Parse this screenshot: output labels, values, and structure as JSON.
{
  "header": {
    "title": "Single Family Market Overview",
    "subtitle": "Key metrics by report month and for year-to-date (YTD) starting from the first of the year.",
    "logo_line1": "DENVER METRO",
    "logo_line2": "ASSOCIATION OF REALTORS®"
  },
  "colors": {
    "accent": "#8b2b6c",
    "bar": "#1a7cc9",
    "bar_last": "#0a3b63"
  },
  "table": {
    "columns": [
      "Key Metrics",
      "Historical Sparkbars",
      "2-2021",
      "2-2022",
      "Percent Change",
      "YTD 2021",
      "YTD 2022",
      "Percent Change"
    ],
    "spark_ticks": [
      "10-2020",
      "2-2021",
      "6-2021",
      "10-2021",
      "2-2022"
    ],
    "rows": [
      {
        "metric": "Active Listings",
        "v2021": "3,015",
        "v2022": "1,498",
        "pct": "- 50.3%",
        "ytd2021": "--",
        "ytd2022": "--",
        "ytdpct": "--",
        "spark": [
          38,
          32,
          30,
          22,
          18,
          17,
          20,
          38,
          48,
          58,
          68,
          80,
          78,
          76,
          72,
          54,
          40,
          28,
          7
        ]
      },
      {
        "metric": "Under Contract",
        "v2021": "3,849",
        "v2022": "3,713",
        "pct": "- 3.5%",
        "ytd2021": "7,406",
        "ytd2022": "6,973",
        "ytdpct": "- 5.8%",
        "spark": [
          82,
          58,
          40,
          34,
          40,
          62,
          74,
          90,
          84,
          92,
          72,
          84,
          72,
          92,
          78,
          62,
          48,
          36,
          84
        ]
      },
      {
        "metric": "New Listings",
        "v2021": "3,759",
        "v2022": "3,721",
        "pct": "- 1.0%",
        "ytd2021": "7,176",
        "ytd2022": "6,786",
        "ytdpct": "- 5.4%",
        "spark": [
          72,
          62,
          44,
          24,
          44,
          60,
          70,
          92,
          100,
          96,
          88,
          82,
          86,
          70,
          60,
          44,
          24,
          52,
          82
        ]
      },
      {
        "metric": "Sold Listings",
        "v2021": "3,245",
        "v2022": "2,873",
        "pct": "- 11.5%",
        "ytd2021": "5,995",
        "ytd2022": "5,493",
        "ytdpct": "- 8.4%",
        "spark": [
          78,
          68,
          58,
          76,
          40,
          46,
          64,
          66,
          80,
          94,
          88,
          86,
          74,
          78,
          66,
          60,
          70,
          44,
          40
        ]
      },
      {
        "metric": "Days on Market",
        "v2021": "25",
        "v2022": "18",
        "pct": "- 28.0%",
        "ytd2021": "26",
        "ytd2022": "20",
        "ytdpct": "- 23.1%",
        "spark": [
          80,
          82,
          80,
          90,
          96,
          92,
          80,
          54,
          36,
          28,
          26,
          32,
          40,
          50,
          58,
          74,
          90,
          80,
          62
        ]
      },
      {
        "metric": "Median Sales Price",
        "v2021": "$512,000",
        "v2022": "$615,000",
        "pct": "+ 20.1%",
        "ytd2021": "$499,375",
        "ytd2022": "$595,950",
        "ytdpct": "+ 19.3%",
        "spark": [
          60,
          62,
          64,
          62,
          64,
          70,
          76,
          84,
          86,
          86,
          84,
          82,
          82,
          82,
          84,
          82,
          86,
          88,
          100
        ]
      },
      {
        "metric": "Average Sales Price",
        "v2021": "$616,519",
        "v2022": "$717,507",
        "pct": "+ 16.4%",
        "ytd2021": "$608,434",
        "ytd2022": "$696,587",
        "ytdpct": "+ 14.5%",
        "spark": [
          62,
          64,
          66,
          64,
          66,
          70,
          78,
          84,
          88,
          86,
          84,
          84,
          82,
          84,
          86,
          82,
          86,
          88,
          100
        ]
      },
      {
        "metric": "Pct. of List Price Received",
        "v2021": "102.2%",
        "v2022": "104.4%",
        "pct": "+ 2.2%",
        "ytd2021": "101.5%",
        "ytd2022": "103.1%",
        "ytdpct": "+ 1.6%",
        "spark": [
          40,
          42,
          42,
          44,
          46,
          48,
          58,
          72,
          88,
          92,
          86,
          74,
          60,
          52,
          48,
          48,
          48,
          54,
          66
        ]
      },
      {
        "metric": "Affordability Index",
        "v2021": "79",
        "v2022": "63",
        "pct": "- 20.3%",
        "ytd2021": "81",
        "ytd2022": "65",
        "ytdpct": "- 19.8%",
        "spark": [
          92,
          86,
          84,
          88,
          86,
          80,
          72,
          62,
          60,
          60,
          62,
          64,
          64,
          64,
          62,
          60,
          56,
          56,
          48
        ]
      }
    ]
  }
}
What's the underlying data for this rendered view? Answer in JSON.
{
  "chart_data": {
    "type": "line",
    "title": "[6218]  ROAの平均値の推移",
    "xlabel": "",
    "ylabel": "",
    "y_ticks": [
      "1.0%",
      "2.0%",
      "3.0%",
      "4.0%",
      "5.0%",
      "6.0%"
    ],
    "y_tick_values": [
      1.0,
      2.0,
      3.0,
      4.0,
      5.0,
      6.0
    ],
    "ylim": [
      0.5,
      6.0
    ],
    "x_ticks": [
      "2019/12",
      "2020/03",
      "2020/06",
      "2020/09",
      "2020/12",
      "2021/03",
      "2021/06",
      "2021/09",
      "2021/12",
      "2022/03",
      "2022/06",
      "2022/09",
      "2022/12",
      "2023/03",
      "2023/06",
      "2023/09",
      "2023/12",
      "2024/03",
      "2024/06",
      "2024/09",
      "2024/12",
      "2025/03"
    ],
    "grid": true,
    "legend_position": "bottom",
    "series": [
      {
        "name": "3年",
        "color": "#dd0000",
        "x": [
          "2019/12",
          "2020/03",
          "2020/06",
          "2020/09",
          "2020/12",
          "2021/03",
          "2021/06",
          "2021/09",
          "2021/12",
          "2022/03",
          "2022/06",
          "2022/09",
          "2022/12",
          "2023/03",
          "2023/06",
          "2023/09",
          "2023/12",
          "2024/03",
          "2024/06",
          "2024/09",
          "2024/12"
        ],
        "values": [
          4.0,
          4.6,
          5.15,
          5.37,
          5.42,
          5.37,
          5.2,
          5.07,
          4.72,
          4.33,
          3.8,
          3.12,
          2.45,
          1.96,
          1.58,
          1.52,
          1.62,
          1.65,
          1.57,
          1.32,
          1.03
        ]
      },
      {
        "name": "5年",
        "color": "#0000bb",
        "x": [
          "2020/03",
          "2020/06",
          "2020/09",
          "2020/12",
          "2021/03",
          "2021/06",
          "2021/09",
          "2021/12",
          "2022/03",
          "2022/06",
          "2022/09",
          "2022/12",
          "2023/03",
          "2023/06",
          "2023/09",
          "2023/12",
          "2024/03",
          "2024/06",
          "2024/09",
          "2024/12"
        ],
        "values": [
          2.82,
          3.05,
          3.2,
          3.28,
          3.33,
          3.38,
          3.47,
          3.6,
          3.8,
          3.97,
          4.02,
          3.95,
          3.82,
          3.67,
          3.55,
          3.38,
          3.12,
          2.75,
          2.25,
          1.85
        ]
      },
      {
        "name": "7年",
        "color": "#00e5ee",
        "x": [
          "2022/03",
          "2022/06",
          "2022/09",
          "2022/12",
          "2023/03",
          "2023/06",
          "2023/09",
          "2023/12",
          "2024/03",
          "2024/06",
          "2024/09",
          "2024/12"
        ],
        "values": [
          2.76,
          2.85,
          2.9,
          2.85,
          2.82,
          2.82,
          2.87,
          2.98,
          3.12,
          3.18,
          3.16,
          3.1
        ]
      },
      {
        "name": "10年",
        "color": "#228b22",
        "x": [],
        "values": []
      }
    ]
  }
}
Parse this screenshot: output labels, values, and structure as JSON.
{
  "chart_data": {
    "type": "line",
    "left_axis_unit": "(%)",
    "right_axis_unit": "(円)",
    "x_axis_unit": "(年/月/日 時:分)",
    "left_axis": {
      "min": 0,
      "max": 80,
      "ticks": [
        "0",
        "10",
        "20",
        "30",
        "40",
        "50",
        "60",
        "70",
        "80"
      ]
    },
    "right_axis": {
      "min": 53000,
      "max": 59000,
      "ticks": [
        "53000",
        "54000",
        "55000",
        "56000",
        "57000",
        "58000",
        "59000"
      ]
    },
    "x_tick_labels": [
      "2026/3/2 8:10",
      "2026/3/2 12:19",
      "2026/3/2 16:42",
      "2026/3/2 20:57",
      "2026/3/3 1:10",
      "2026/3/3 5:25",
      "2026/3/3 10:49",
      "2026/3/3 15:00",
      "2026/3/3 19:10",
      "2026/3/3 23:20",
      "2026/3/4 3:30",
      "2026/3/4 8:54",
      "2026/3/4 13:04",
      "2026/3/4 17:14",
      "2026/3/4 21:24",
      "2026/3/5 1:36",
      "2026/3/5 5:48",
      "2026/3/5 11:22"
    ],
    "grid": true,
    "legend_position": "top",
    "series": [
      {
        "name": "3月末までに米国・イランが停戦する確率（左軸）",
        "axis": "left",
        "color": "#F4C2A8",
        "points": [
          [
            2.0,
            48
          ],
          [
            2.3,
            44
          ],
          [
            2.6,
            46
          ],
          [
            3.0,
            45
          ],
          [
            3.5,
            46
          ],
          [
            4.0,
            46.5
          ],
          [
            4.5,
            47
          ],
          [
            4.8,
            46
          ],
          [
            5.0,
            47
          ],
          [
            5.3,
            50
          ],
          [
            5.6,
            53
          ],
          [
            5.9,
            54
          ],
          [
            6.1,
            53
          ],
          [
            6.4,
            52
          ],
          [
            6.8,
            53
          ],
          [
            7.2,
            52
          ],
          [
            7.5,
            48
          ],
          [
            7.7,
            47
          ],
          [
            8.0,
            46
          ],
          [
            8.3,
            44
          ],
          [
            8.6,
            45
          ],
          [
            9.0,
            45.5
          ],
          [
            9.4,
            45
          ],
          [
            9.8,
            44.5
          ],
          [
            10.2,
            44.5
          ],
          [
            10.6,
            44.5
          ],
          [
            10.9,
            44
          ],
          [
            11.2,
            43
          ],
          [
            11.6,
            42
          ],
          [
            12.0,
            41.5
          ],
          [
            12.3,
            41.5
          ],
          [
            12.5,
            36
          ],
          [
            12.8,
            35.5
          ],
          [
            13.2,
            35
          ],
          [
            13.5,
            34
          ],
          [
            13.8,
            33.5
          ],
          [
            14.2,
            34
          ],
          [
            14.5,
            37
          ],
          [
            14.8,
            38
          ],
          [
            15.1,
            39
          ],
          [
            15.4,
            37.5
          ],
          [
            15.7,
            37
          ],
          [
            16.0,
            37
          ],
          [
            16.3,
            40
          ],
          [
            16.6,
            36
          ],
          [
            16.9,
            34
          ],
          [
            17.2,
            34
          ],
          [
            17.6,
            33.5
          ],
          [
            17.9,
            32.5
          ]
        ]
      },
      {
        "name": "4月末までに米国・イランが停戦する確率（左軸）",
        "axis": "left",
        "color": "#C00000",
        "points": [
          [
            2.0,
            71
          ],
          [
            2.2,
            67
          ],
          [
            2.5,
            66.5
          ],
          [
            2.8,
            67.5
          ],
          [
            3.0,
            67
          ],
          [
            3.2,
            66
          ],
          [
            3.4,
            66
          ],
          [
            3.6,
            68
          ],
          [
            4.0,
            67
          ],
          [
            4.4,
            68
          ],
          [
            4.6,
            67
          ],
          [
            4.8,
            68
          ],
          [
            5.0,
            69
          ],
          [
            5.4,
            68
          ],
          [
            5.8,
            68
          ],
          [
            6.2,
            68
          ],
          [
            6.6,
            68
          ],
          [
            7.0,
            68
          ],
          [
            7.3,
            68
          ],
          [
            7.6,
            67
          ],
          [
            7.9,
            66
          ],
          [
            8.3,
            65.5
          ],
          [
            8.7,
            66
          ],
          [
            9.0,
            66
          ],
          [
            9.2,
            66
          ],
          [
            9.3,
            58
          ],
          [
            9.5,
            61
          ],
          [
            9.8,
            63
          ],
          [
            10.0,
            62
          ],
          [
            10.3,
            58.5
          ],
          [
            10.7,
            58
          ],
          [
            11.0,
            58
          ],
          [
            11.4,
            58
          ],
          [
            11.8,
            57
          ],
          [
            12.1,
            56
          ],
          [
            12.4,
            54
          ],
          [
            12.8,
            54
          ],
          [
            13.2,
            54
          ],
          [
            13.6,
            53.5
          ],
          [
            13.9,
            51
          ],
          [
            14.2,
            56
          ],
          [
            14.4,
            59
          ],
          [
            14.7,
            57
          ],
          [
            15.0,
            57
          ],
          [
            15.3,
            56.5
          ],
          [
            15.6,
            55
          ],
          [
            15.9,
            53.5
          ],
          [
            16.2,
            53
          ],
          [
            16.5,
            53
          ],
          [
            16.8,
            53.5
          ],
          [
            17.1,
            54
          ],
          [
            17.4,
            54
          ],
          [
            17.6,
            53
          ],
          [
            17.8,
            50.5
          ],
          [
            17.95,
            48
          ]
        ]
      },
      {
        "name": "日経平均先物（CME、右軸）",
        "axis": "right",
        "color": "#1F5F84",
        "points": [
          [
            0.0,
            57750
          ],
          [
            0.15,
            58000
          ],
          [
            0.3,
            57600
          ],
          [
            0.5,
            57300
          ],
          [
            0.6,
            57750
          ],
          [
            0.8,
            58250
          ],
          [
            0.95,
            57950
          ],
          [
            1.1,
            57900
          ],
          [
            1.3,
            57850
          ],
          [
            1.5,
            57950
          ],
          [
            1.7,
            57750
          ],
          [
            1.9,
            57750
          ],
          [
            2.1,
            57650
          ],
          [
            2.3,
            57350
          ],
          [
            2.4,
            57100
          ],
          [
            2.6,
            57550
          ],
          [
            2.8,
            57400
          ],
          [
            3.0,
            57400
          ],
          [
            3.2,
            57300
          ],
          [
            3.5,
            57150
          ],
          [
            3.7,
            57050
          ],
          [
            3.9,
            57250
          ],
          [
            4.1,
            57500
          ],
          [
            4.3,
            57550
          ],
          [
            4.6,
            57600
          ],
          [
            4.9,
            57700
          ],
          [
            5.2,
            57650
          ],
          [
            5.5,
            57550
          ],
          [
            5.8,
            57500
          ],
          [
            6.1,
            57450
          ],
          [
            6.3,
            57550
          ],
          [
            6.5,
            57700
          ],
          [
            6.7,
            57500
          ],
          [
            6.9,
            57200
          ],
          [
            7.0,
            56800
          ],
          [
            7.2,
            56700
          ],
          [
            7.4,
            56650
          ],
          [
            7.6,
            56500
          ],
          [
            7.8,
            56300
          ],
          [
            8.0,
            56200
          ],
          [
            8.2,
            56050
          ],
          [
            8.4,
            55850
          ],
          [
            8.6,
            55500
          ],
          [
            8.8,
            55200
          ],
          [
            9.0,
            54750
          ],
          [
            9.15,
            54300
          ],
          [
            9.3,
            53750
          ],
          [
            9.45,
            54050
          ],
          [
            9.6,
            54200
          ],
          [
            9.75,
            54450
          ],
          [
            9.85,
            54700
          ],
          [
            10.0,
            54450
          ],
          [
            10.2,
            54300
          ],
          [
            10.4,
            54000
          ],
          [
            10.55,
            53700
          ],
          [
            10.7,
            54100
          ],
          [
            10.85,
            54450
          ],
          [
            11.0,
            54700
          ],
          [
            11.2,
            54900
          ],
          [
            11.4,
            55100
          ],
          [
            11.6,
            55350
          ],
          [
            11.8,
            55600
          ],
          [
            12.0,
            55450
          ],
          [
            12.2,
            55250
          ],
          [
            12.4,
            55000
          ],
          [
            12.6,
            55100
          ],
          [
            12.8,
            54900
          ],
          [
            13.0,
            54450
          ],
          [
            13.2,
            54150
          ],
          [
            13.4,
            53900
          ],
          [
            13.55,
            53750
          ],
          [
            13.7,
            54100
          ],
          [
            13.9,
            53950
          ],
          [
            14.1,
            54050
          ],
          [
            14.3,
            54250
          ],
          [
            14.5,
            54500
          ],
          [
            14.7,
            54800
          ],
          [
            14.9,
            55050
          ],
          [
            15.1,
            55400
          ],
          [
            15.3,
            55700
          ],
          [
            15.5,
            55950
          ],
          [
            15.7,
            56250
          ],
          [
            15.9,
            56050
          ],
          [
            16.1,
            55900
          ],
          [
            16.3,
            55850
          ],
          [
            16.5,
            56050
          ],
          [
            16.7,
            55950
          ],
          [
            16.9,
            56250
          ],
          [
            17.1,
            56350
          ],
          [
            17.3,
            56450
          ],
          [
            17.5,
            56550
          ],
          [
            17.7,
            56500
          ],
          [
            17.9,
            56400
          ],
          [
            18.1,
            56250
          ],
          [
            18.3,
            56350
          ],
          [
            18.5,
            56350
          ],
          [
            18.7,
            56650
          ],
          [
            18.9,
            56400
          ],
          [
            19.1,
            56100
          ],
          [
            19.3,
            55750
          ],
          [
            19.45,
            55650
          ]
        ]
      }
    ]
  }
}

==============================

Work required >> In the lines above, locate the string "ytdpct". Copy every line where it occurs.

Completed task >>
        "ytdpct": "--",
        "ytdpct": "- 5.8%",
        "ytdpct": "- 5.4%",
        "ytdpct": "- 8.4%",
        "ytdpct": "- 23.1%",
        "ytdpct": "+ 19.3%",
        "ytdpct": "+ 14.5%",
        "ytdpct": "+ 1.6%",
        "ytdpct": "- 19.8%",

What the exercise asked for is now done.